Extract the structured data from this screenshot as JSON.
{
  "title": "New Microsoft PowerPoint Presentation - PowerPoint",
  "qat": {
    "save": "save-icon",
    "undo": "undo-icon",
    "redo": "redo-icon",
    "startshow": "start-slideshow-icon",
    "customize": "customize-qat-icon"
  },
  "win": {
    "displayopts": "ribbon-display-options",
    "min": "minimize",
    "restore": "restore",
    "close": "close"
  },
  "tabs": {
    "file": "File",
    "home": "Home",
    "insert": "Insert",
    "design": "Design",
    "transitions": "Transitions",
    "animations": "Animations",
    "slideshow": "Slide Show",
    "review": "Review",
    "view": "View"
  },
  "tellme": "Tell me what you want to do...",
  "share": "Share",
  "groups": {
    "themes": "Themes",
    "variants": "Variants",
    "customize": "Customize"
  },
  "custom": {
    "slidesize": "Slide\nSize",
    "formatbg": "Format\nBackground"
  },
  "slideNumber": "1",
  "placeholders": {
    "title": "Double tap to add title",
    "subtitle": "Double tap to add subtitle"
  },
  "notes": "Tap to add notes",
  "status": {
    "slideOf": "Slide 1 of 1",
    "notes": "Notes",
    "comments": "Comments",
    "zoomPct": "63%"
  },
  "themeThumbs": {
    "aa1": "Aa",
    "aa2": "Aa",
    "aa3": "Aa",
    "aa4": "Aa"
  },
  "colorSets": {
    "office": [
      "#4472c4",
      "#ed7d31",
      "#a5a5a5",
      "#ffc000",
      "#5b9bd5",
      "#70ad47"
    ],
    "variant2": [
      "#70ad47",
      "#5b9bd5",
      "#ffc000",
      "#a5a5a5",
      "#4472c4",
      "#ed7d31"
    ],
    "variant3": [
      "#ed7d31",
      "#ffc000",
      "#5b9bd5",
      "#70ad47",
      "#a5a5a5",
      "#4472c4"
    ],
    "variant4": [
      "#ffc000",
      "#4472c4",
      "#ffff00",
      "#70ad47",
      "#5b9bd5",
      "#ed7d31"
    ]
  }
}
━━━━━━━━
» GIVEN INSTRUCTION:
Return each line of the listing that holds the string "Double".

» RESULT:
    "title": "Double tap to add title",
    "subtitle": "Double tap to add subtitle"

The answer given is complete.